>> BEGIN INPUT ROWS

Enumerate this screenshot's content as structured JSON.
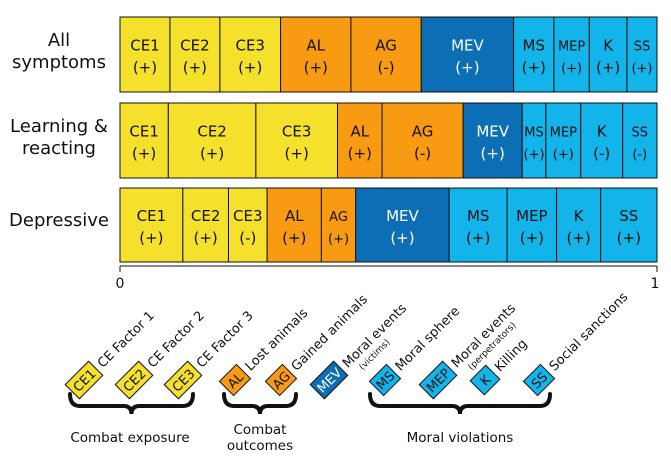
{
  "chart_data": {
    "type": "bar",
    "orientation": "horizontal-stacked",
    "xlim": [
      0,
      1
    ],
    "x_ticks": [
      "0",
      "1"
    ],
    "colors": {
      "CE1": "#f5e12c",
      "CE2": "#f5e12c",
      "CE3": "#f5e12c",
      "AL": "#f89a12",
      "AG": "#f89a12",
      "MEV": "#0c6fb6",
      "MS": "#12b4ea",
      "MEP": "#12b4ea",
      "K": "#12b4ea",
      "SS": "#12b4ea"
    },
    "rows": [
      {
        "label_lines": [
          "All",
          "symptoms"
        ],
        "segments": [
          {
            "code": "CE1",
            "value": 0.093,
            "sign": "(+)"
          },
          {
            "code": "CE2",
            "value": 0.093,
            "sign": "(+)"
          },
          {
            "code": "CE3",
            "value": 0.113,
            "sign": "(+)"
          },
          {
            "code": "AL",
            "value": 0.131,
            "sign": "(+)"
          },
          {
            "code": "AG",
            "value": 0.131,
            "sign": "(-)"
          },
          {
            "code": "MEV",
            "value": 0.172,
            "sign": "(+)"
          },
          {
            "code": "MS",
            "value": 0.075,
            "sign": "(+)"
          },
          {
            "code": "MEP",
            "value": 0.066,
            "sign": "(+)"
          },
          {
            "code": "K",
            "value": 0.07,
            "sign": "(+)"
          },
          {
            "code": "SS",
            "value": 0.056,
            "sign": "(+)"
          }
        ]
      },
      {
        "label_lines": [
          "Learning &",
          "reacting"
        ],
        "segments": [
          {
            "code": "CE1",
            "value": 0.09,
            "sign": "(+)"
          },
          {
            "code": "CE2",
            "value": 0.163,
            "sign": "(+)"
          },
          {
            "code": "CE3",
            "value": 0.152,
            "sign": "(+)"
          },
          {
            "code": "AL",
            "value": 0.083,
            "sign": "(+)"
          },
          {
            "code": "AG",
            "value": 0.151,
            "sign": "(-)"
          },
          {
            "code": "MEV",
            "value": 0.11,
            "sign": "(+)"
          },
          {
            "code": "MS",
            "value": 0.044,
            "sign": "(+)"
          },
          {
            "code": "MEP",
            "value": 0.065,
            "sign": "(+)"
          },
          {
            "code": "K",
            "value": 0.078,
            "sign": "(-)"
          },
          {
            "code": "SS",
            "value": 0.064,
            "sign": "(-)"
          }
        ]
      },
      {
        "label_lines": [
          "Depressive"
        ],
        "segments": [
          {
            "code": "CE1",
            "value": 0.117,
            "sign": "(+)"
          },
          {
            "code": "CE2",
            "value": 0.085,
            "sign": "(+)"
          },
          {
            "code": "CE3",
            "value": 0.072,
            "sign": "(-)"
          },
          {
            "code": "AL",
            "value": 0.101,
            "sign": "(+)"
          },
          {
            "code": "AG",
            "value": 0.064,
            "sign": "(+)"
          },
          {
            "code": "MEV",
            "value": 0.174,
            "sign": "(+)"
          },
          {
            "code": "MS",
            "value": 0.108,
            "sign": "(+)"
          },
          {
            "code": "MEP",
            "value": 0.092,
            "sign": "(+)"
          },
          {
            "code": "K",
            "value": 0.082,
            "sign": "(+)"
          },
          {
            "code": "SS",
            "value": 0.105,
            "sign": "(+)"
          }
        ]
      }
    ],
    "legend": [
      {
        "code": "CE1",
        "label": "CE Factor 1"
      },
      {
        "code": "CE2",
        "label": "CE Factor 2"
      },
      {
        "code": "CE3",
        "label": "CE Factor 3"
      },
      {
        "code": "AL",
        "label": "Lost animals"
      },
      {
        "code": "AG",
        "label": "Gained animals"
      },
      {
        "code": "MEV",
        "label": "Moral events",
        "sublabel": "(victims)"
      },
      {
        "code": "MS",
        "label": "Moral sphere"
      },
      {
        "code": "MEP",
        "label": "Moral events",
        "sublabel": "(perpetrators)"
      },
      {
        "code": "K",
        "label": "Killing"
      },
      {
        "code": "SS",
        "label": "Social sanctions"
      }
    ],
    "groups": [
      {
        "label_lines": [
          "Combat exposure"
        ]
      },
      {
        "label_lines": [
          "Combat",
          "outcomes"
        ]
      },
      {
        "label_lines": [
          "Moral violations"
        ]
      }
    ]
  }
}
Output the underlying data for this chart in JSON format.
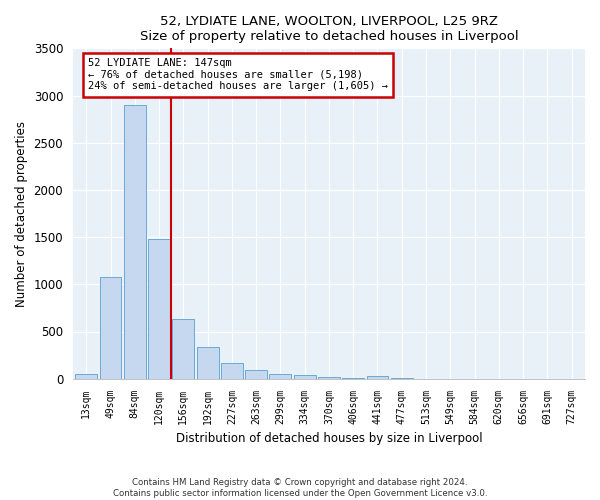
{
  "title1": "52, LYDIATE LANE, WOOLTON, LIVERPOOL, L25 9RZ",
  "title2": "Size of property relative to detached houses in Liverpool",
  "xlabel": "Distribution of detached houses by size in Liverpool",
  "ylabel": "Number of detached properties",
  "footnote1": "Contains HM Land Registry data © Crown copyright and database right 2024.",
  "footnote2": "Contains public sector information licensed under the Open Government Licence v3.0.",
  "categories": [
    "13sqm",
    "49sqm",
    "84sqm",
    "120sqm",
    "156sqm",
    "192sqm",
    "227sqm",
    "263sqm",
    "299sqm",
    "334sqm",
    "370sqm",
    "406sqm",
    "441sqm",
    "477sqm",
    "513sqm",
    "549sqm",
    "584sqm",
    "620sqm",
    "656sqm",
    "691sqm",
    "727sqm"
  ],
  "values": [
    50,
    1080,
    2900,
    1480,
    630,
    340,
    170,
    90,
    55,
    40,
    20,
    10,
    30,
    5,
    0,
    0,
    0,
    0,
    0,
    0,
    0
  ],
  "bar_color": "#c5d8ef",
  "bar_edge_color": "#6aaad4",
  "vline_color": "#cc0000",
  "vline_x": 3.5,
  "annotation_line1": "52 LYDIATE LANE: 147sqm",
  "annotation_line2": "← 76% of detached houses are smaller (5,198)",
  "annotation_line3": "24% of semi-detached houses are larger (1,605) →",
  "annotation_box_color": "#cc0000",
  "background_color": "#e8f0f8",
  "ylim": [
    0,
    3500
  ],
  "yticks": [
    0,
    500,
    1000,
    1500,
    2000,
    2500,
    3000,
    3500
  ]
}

>> END INPUT ROWS

### DIRECTIONS:
Print out the lines exactly, skipping any picture.

### COMPLETE RESPONSE:
Enumerate this screenshot's content as structured JSON.
{
  "chart_data": {
    "type": "bar",
    "orientation": "horizontal-stacked",
    "xlim": [
      0,
      1
    ],
    "x_ticks": [
      "0",
      "1"
    ],
    "colors": {
      "CE1": "#f5e12c",
      "CE2": "#f5e12c",
      "CE3": "#f5e12c",
      "AL": "#f89a12",
      "AG": "#f89a12",
      "MEV": "#0c6fb6",
      "MS": "#12b4ea",
      "MEP": "#12b4ea",
      "K": "#12b4ea",
      "SS": "#12b4ea"
    },
    "rows": [
      {
        "label_lines": [
          "All",
          "symptoms"
        ],
        "segments": [
          {
            "code": "CE1",
            "value": 0.093,
            "sign": "(+)"
          },
          {
            "code": "CE2",
            "value": 0.093,
            "sign": "(+)"
          },
          {
            "code": "CE3",
            "value": 0.113,
            "sign": "(+)"
          },
          {
            "code": "AL",
            "value": 0.131,
            "sign": "(+)"
          },
          {
            "code": "AG",
            "value": 0.131,
            "sign": "(-)"
          },
          {
            "code": "MEV",
            "value": 0.172,
            "sign": "(+)"
          },
          {
            "code": "MS",
            "value": 0.075,
            "sign": "(+)"
          },
          {
            "code": "MEP",
            "value": 0.066,
            "sign": "(+)"
          },
          {
            "code": "K",
            "value": 0.07,
            "sign": "(+)"
          },
          {
            "code": "SS",
            "value": 0.056,
            "sign": "(+)"
          }
        ]
      },
      {
        "label_lines": [
          "Learning &",
          "reacting"
        ],
        "segments": [
          {
            "code": "CE1",
            "value": 0.09,
            "sign": "(+)"
          },
          {
            "code": "CE2",
            "value": 0.163,
            "sign": "(+)"
          },
          {
            "code": "CE3",
            "value": 0.152,
            "sign": "(+)"
          },
          {
            "code": "AL",
            "value": 0.083,
            "sign": "(+)"
          },
          {
            "code": "AG",
            "value": 0.151,
            "sign": "(-)"
          },
          {
            "code": "MEV",
            "value": 0.11,
            "sign": "(+)"
          },
          {
            "code": "MS",
            "value": 0.044,
            "sign": "(+)"
          },
          {
            "code": "MEP",
            "value": 0.065,
            "sign": "(+)"
          },
          {
            "code": "K",
            "value": 0.078,
            "sign": "(-)"
          },
          {
            "code": "SS",
            "value": 0.064,
            "sign": "(-)"
          }
        ]
      },
      {
        "label_lines": [
          "Depressive"
        ],
        "segments": [
          {
            "code": "CE1",
            "value": 0.117,
            "sign": "(+)"
          },
          {
            "code": "CE2",
            "value": 0.085,
            "sign": "(+)"
          },
          {
            "code": "CE3",
            "value": 0.072,
            "sign": "(-)"
          },
          {
            "code": "AL",
            "value": 0.101,
            "sign": "(+)"
          },
          {
            "code": "AG",
            "value": 0.064,
            "sign": "(+)"
          },
          {
            "code": "MEV",
            "value": 0.174,
            "sign": "(+)"
          },
          {
            "code": "MS",
            "value": 0.108,
            "sign": "(+)"
          },
          {
            "code": "MEP",
            "value": 0.092,
            "sign": "(+)"
          },
          {
            "code": "K",
            "value": 0.082,
            "sign": "(+)"
          },
          {
            "code": "SS",
            "value": 0.105,
            "sign": "(+)"
          }
        ]
      }
    ],
    "legend": [
      {
        "code": "CE1",
        "label": "CE Factor 1"
      },
      {
        "code": "CE2",
        "label": "CE Factor 2"
      },
      {
        "code": "CE3",
        "label": "CE Factor 3"
      },
      {
        "code": "AL",
        "label": "Lost animals"
      },
      {
        "code": "AG",
        "label": "Gained animals"
      },
      {
        "code": "MEV",
        "label": "Moral events",
        "sublabel": "(victims)"
      },
      {
        "code": "MS",
        "label": "Moral sphere"
      },
      {
        "code": "MEP",
        "label": "Moral events",
        "sublabel": "(perpetrators)"
      },
      {
        "code": "K",
        "label": "Killing"
      },
      {
        "code": "SS",
        "label": "Social sanctions"
      }
    ],
    "groups": [
      {
        "label_lines": [
          "Combat exposure"
        ]
      },
      {
        "label_lines": [
          "Combat",
          "outcomes"
        ]
      },
      {
        "label_lines": [
          "Moral violations"
        ]
      }
    ]
  }
}
Output the underlying data for this chart in JSON format.
{
  "title1": "52, LYDIATE LANE, WOOLTON, LIVERPOOL, L25 9RZ",
  "title2": "Size of property relative to detached houses in Liverpool",
  "xlabel": "Distribution of detached houses by size in Liverpool",
  "ylabel": "Number of detached properties",
  "footnote1": "Contains HM Land Registry data © Crown copyright and database right 2024.",
  "footnote2": "Contains public sector information licensed under the Open Government Licence v3.0.",
  "categories": [
    "13sqm",
    "49sqm",
    "84sqm",
    "120sqm",
    "156sqm",
    "192sqm",
    "227sqm",
    "263sqm",
    "299sqm",
    "334sqm",
    "370sqm",
    "406sqm",
    "441sqm",
    "477sqm",
    "513sqm",
    "549sqm",
    "584sqm",
    "620sqm",
    "656sqm",
    "691sqm",
    "727sqm"
  ],
  "values": [
    50,
    1080,
    2900,
    1480,
    630,
    340,
    170,
    90,
    55,
    40,
    20,
    10,
    30,
    5,
    0,
    0,
    0,
    0,
    0,
    0,
    0
  ],
  "bar_color": "#c5d8ef",
  "bar_edge_color": "#6aaad4",
  "vline_color": "#cc0000",
  "vline_x": 3.5,
  "annotation_line1": "52 LYDIATE LANE: 147sqm",
  "annotation_line2": "← 76% of detached houses are smaller (5,198)",
  "annotation_line3": "24% of semi-detached houses are larger (1,605) →",
  "annotation_box_color": "#cc0000",
  "background_color": "#e8f0f8",
  "ylim": [
    0,
    3500
  ],
  "yticks": [
    0,
    500,
    1000,
    1500,
    2000,
    2500,
    3000,
    3500
  ]
}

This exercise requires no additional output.